EXERCISE REQUIREMENTS =>
From the listing that follows, extract every line and set it down unaltered.

RECORDS FOR THIS TASK =>
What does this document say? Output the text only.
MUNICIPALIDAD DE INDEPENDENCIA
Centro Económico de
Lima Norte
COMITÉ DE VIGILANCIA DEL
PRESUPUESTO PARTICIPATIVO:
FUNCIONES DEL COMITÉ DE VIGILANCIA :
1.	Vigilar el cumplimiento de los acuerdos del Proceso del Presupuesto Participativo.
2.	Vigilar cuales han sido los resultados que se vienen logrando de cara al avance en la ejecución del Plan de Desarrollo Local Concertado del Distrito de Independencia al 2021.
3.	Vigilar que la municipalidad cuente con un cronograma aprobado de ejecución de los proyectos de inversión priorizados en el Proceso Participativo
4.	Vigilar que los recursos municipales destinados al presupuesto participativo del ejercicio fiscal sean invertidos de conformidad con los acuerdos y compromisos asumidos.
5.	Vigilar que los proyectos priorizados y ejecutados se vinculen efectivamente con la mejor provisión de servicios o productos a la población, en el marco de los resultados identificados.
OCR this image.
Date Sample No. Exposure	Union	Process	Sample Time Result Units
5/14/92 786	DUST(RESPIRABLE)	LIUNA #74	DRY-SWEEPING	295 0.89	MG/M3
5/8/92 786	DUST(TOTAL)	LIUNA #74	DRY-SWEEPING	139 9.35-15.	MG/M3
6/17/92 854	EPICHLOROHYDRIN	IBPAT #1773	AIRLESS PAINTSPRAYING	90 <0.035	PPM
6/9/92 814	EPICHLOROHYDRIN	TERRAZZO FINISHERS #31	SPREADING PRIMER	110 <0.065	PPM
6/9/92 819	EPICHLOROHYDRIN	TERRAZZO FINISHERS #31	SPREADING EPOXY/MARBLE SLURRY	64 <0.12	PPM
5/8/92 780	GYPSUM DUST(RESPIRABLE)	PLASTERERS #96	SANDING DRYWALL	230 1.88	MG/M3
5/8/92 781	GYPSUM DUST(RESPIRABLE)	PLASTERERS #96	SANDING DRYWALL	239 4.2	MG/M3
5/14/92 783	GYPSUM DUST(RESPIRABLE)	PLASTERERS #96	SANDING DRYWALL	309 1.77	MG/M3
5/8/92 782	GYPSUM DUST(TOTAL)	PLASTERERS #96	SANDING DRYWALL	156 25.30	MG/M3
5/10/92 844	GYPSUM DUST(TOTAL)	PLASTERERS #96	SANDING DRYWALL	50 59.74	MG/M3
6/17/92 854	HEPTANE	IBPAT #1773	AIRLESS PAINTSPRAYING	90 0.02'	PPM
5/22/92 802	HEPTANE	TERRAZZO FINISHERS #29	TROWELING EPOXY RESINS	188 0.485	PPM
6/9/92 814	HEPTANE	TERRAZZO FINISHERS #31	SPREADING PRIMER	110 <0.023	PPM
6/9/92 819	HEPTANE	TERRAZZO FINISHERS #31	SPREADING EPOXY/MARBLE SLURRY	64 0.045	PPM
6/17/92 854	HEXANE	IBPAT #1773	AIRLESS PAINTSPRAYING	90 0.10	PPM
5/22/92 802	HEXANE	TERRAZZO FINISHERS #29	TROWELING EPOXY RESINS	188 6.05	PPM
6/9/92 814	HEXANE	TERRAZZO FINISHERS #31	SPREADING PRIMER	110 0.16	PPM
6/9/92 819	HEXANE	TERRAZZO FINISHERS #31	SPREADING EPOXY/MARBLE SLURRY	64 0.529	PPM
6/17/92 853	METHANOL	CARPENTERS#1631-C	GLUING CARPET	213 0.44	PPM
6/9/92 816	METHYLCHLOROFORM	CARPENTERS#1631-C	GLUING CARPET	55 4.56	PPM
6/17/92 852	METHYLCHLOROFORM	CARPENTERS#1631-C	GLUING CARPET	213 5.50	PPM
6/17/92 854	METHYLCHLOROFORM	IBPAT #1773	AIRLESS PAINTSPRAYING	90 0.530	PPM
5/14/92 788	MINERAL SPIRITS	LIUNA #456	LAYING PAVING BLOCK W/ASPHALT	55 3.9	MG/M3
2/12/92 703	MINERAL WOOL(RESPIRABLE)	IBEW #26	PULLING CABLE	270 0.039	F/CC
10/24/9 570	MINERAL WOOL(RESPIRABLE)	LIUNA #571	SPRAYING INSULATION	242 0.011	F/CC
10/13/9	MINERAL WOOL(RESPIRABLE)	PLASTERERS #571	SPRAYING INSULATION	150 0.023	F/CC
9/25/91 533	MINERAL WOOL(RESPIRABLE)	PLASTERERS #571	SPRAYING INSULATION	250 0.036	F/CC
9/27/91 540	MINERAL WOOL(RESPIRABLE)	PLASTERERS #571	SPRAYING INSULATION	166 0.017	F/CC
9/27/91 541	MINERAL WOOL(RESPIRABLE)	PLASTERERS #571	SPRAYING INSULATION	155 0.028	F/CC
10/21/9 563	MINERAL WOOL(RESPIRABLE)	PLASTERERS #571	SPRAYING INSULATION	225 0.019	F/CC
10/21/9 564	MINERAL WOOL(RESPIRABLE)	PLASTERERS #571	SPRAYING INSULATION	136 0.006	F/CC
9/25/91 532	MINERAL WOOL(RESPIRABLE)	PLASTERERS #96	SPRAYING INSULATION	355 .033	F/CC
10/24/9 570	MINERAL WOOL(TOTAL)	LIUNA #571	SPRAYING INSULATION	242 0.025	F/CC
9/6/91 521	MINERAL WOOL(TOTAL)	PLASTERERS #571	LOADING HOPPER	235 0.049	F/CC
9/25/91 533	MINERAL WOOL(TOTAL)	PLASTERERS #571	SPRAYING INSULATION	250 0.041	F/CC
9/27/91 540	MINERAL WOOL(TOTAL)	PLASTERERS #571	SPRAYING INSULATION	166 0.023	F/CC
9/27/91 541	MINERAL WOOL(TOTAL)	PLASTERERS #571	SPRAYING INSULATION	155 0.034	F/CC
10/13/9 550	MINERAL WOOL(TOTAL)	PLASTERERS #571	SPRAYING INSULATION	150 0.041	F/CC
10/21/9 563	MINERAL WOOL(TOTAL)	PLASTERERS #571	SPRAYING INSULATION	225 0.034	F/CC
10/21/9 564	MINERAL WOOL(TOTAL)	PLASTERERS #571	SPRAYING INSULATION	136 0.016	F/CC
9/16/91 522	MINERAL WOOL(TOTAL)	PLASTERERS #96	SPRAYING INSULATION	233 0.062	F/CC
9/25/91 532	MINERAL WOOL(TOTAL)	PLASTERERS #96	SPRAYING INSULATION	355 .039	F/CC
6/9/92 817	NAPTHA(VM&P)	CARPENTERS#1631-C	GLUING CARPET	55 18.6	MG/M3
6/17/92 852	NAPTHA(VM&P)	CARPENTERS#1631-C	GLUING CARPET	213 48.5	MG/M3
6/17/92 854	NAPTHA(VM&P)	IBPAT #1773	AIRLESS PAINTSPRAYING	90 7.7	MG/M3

EXERCISE ANSWER =>
What does this document say? Output the text only.
MUNICIPALIDAD DE INDEPENDENCIA
Centro Económico de
Lima Norte
COMITÉ DE VIGILANCIA DEL
PRESUPUESTO PARTICIPATIVO:
FUNCIONES DEL COMITÉ DE VIGILANCIA :
1.	Vigilar el cumplimiento de los acuerdos del Proceso del Presupuesto Participativo.
2.	Vigilar cuales han sido los resultados que se vienen logrando de cara al avance en la ejecución del Plan de Desarrollo Local Concertado del Distrito de Independencia al 2021.
3.	Vigilar que la municipalidad cuente con un cronograma aprobado de ejecución de los proyectos de inversión priorizados en el Proceso Participativo
4.	Vigilar que los recursos municipales destinados al presupuesto participativo del ejercicio fiscal sean invertidos de conformidad con los acuerdos y compromisos asumidos.
5.	Vigilar que los proyectos priorizados y ejecutados se vinculen efectivamente con la mejor provisión de servicios o productos a la población, en el marco de los resultados identificados.
OCR this image.
Date Sample No. Exposure	Union	Process	Sample Time Result Units
5/14/92 786	DUST(RESPIRABLE)	LIUNA #74	DRY-SWEEPING	295 0.89	MG/M3
5/8/92 786	DUST(TOTAL)	LIUNA #74	DRY-SWEEPING	139 9.35-15.	MG/M3
6/17/92 854	EPICHLOROHYDRIN	IBPAT #1773	AIRLESS PAINTSPRAYING	90 <0.035	PPM
6/9/92 814	EPICHLOROHYDRIN	TERRAZZO FINISHERS #31	SPREADING PRIMER	110 <0.065	PPM
6/9/92 819	EPICHLOROHYDRIN	TERRAZZO FINISHERS #31	SPREADING EPOXY/MARBLE SLURRY	64 <0.12	PPM
5/8/92 780	GYPSUM DUST(RESPIRABLE)	PLASTERERS #96	SANDING DRYWALL	230 1.88	MG/M3
5/8/92 781	GYPSUM DUST(RESPIRABLE)	PLASTERERS #96	SANDING DRYWALL	239 4.2	MG/M3
5/14/92 783	GYPSUM DUST(RESPIRABLE)	PLASTERERS #96	SANDING DRYWALL	309 1.77	MG/M3
5/8/92 782	GYPSUM DUST(TOTAL)	PLASTERERS #96	SANDING DRYWALL	156 25.30	MG/M3
5/10/92 844	GYPSUM DUST(TOTAL)	PLASTERERS #96	SANDING DRYWALL	50 59.74	MG/M3
6/17/92 854	HEPTANE	IBPAT #1773	AIRLESS PAINTSPRAYING	90 0.02'	PPM
5/22/92 802	HEPTANE	TERRAZZO FINISHERS #29	TROWELING EPOXY RESINS	188 0.485	PPM
6/9/92 814	HEPTANE	TERRAZZO FINISHERS #31	SPREADING PRIMER	110 <0.023	PPM
6/9/92 819	HEPTANE	TERRAZZO FINISHERS #31	SPREADING EPOXY/MARBLE SLURRY	64 0.045	PPM
6/17/92 854	HEXANE	IBPAT #1773	AIRLESS PAINTSPRAYING	90 0.10	PPM
5/22/92 802	HEXANE	TERRAZZO FINISHERS #29	TROWELING EPOXY RESINS	188 6.05	PPM
6/9/92 814	HEXANE	TERRAZZO FINISHERS #31	SPREADING PRIMER	110 0.16	PPM
6/9/92 819	HEXANE	TERRAZZO FINISHERS #31	SPREADING EPOXY/MARBLE SLURRY	64 0.529	PPM
6/17/92 853	METHANOL	CARPENTERS#1631-C	GLUING CARPET	213 0.44	PPM
6/9/92 816	METHYLCHLOROFORM	CARPENTERS#1631-C	GLUING CARPET	55 4.56	PPM
6/17/92 852	METHYLCHLOROFORM	CARPENTERS#1631-C	GLUING CARPET	213 5.50	PPM
6/17/92 854	METHYLCHLOROFORM	IBPAT #1773	AIRLESS PAINTSPRAYING	90 0.530	PPM
5/14/92 788	MINERAL SPIRITS	LIUNA #456	LAYING PAVING BLOCK W/ASPHALT	55 3.9	MG/M3
2/12/92 703	MINERAL WOOL(RESPIRABLE)	IBEW #26	PULLING CABLE	270 0.039	F/CC
10/24/9 570	MINERAL WOOL(RESPIRABLE)	LIUNA #571	SPRAYING INSULATION	242 0.011	F/CC
10/13/9	MINERAL WOOL(RESPIRABLE)	PLASTERERS #571	SPRAYING INSULATION	150 0.023	F/CC
9/25/91 533	MINERAL WOOL(RESPIRABLE)	PLASTERERS #571	SPRAYING INSULATION	250 0.036	F/CC
9/27/91 540	MINERAL WOOL(RESPIRABLE)	PLASTERERS #571	SPRAYING INSULATION	166 0.017	F/CC
9/27/91 541	MINERAL WOOL(RESPIRABLE)	PLASTERERS #571	SPRAYING INSULATION	155 0.028	F/CC
10/21/9 563	MINERAL WOOL(RESPIRABLE)	PLASTERERS #571	SPRAYING INSULATION	225 0.019	F/CC
10/21/9 564	MINERAL WOOL(RESPIRABLE)	PLASTERERS #571	SPRAYING INSULATION	136 0.006	F/CC
9/25/91 532	MINERAL WOOL(RESPIRABLE)	PLASTERERS #96	SPRAYING INSULATION	355 .033	F/CC
10/24/9 570	MINERAL WOOL(TOTAL)	LIUNA #571	SPRAYING INSULATION	242 0.025	F/CC
9/6/91 521	MINERAL WOOL(TOTAL)	PLASTERERS #571	LOADING HOPPER	235 0.049	F/CC
9/25/91 533	MINERAL WOOL(TOTAL)	PLASTERERS #571	SPRAYING INSULATION	250 0.041	F/CC
9/27/91 540	MINERAL WOOL(TOTAL)	PLASTERERS #571	SPRAYING INSULATION	166 0.023	F/CC
9/27/91 541	MINERAL WOOL(TOTAL)	PLASTERERS #571	SPRAYING INSULATION	155 0.034	F/CC
10/13/9 550	MINERAL WOOL(TOTAL)	PLASTERERS #571	SPRAYING INSULATION	150 0.041	F/CC
10/21/9 563	MINERAL WOOL(TOTAL)	PLASTERERS #571	SPRAYING INSULATION	225 0.034	F/CC
10/21/9 564	MINERAL WOOL(TOTAL)	PLASTERERS #571	SPRAYING INSULATION	136 0.016	F/CC
9/16/91 522	MINERAL WOOL(TOTAL)	PLASTERERS #96	SPRAYING INSULATION	233 0.062	F/CC
9/25/91 532	MINERAL WOOL(TOTAL)	PLASTERERS #96	SPRAYING INSULATION	355 .039	F/CC
6/9/92 817	NAPTHA(VM&P)	CARPENTERS#1631-C	GLUING CARPET	55 18.6	MG/M3
6/17/92 852	NAPTHA(VM&P)	CARPENTERS#1631-C	GLUING CARPET	213 48.5	MG/M3
6/17/92 854	NAPTHA(VM&P)	IBPAT #1773	AIRLESS PAINTSPRAYING	90 7.7	MG/M3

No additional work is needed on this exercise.